Description of the task — Each line holding the string "icon" is to be copied from the data.

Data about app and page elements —
++++++++++

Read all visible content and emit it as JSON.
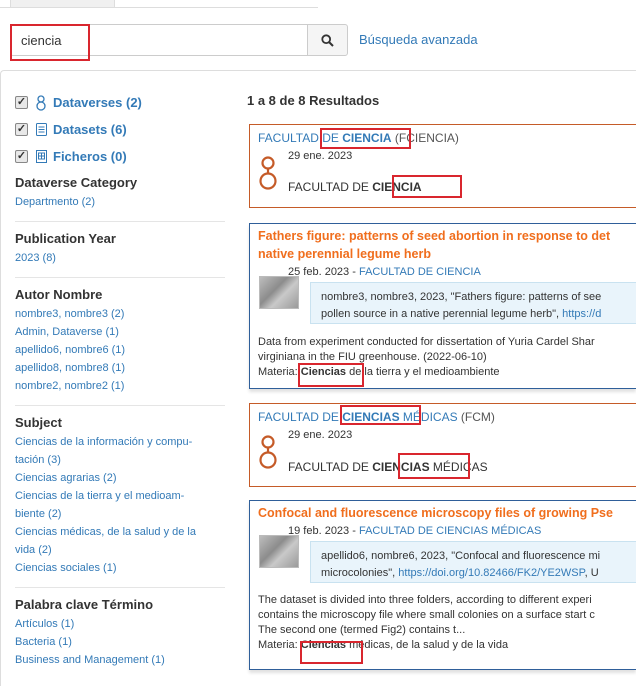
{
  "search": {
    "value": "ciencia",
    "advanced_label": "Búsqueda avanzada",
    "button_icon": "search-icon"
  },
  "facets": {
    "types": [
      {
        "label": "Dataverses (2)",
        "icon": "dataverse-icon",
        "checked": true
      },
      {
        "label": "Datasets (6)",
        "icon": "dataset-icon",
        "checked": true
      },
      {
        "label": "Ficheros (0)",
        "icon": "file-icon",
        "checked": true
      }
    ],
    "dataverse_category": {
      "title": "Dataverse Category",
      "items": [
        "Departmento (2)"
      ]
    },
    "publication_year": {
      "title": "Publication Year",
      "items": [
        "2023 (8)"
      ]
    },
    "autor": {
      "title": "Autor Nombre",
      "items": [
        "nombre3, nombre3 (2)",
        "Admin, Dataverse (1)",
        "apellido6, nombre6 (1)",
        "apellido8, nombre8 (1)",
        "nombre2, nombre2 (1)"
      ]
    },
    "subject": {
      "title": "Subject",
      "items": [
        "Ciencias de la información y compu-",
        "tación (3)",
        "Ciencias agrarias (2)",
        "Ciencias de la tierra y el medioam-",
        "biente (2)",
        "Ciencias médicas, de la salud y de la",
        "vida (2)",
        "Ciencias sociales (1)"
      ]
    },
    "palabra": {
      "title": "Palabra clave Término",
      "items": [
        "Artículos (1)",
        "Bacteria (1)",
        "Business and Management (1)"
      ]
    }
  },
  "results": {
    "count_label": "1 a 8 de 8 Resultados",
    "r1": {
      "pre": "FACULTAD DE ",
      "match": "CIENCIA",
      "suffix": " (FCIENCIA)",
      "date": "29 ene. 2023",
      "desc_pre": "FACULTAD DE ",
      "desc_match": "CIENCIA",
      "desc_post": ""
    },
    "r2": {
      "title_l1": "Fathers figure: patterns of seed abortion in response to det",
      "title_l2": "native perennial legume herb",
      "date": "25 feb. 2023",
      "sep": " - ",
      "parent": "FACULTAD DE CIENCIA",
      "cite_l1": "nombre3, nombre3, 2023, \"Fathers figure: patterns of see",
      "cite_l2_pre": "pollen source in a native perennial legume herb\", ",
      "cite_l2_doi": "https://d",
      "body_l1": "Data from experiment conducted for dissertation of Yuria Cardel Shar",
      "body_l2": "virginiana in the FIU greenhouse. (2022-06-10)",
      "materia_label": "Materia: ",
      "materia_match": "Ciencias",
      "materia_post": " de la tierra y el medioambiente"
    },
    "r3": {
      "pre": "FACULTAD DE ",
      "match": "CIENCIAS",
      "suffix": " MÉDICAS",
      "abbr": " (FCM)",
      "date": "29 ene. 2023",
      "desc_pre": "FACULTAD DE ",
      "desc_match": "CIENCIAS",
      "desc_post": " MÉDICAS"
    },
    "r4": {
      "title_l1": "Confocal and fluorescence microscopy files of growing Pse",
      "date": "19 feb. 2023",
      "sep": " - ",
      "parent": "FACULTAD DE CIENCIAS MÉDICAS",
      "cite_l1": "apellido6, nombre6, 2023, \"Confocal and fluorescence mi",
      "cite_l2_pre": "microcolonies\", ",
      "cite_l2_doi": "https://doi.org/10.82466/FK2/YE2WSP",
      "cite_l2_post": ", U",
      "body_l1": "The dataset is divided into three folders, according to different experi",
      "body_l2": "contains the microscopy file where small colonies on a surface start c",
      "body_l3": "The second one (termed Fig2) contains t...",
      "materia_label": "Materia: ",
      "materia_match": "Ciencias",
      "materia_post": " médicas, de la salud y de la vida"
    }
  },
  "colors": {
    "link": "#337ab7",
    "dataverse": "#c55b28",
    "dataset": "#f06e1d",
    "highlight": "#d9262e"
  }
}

++++++++++

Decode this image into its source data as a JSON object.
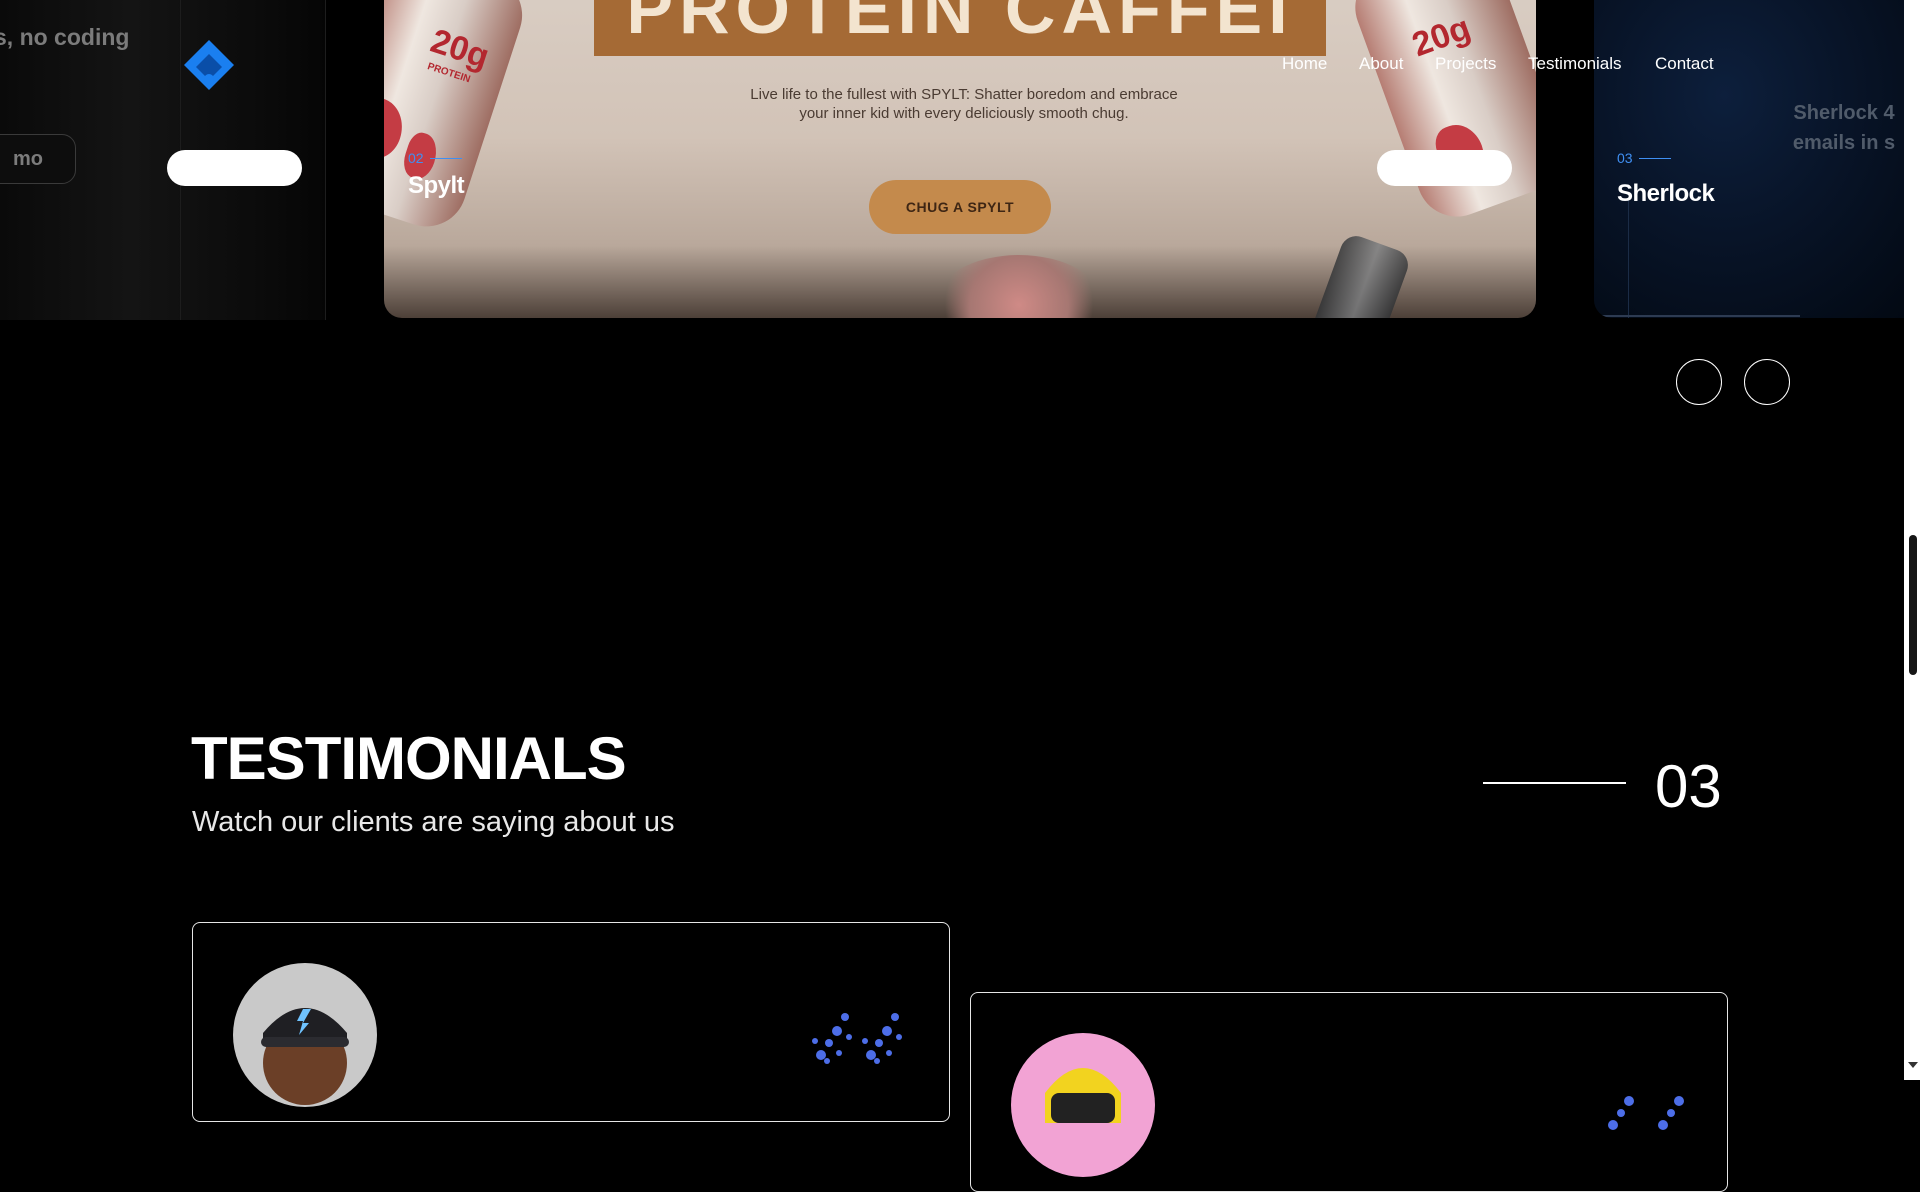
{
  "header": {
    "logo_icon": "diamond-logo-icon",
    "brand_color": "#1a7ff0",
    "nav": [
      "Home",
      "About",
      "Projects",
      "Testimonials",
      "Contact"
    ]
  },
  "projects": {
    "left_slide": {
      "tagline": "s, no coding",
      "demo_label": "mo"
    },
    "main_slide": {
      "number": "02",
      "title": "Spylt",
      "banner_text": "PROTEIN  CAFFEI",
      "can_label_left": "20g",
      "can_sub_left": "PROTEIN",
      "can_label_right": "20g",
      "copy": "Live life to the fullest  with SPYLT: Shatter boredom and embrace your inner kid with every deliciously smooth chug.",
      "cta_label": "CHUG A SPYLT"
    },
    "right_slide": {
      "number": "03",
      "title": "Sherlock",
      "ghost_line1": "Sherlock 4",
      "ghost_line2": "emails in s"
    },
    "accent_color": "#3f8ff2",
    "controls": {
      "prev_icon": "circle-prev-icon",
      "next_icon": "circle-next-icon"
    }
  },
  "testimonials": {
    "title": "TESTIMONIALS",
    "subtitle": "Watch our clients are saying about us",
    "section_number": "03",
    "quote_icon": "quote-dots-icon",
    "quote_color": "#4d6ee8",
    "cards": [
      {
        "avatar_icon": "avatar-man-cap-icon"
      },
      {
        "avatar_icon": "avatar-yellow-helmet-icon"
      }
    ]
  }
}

++++++++++

Solution for this exercise —
    "button_icon": "search-icon"
        "icon": "dataverse-icon",
        "icon": "dataset-icon",
        "icon": "file-icon",
    "logo_icon": "diamond-logo-icon",
      "prev_icon": "circle-prev-icon",
      "next_icon": "circle-next-icon"
    "quote_icon": "quote-dots-icon",
        "avatar_icon": "avatar-man-cap-icon"
        "avatar_icon": "avatar-yellow-helmet-icon"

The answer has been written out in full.